Text block below:
A: He seems to have some kind of personal vendetta going. The level of his rhetoric is a bit troubling. And I know it’s scared a number of people here, including Becky (Trexler).

Q: But what of his and Bogdan Dzakovic’s charges – that you ignored their warnings about security? Can you give me concrete examples of how you used Red Team findings to fix problems or change policies?

A: They were used in the development of the, um – they were used in, ah, in the development of the, ah, standards for the, um, screening machines – all of the, you know, uh, screening machines, in sort of determining what could get through the previous
screening machines – what was difficult for screeners to see. Ah, and … .

Q: What was one of the changes in standards?

A: Well, I couldn’t give you that information, because it’s considered security-sensitive.

Q: Well, is there anything you can tell me?
End of Text block.
Excerpted records below:
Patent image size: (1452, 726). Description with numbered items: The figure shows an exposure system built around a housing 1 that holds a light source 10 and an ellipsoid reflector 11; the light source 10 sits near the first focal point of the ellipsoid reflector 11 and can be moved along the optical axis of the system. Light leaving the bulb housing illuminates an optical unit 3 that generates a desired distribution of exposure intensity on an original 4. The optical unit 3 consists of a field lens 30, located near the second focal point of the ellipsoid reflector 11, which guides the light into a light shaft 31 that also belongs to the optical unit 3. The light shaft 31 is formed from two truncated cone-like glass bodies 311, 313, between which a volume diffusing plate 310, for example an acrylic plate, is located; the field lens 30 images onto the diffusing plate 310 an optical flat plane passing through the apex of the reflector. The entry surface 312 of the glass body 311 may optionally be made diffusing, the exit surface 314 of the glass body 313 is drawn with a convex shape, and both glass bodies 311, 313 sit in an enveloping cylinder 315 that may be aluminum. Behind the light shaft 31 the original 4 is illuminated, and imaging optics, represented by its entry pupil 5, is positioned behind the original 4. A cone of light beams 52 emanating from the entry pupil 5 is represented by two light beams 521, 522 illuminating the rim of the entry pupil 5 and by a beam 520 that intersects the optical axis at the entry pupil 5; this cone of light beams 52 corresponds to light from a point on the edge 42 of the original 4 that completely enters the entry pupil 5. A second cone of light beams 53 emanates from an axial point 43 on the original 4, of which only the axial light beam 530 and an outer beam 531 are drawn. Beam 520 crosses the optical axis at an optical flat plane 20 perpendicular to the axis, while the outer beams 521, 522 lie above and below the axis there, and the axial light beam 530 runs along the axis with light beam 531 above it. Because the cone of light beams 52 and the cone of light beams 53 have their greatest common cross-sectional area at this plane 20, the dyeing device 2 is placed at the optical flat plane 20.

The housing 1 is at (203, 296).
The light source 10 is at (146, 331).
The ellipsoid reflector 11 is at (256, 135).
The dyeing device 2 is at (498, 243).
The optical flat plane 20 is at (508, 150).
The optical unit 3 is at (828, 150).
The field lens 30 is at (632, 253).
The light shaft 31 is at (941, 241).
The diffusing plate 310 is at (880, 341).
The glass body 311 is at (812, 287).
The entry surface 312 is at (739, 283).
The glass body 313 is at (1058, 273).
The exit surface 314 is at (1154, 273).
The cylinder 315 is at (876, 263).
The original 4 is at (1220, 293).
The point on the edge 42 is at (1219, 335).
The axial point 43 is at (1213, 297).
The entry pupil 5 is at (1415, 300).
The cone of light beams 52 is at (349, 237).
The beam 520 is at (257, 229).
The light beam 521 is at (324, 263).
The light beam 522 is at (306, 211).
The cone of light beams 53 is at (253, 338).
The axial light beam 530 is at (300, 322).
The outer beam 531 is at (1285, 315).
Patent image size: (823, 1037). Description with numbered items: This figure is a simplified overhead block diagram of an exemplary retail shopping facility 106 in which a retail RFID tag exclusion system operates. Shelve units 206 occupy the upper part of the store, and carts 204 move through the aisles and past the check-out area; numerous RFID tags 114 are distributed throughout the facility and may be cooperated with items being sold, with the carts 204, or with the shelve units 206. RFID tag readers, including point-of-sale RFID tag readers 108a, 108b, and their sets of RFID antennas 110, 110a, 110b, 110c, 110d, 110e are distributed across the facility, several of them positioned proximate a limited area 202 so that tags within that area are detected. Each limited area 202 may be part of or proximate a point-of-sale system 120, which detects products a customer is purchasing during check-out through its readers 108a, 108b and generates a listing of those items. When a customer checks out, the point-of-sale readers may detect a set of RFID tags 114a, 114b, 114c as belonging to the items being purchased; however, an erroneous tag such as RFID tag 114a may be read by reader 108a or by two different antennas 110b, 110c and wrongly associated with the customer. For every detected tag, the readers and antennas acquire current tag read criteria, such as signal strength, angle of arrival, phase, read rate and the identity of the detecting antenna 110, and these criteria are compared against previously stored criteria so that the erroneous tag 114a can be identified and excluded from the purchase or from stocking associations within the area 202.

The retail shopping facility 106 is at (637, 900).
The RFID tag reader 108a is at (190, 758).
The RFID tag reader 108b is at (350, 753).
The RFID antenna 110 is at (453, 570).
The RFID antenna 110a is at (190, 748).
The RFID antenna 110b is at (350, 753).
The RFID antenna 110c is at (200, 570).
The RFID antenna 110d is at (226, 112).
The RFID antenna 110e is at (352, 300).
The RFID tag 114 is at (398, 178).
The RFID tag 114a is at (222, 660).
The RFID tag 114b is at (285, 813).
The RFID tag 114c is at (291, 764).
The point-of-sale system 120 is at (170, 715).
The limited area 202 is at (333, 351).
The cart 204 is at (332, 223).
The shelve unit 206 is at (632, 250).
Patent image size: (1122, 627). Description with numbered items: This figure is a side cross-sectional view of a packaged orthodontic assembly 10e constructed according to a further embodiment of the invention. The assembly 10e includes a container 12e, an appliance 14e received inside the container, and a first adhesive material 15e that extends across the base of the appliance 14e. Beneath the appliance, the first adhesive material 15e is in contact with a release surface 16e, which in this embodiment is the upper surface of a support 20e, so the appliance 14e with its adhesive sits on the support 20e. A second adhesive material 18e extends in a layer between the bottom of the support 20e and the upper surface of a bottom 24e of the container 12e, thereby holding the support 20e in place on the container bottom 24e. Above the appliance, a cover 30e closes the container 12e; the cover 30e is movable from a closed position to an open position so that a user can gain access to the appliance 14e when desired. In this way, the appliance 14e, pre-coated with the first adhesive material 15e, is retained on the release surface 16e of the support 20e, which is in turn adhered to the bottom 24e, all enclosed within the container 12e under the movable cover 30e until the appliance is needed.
End of Excerpted records.
Assignment: Write the next part of the interview transcript on Red Team airport security findings, picking up after its final question.

Your response:
A: There was a rule that was about to go final at the end of September that was never implemented because of Sept. 11, and because the TSA (Transportation Security
Administration) was created. But it would have given us direct control over screening companies. Before Sept. 11, our regulatory authority was over the airlines. The screening companies acted as agents of the airlines. But when we carried out enforcement actions, we could only do so against the airlines, not the screening companies. And then it was up to the airlines to enforce the training standards and do everything with the screening companies. So we had no direct accountability with the screening companies. The rule that was about to go final at the end of September would have given us the ability to track
screeners’ performance through TIPS – Threat Image Projection System – which pops up false images (of banned objects) on (X-ray) screeners’ machines, and then the screeners have to properly resolve them. It would have allowed us to track a screening company’s ability to detect (banned) objects.

Q: But throughout the ’90s there were undercover stings conducted by the General Accounting Office, the inspector general and the Red Team that showed the “bad guys” were penetrating airport security 60 percent to 90 percent of the time. Why wait until the fall of last year to do something dramatic?

A: When Steve or Bogdan talk about bad guys getting items through security, it depends on the screeners’ ability to recognize an image that needs to be resolved. So screener training is a huge issue, and we didn’t have any authority over that.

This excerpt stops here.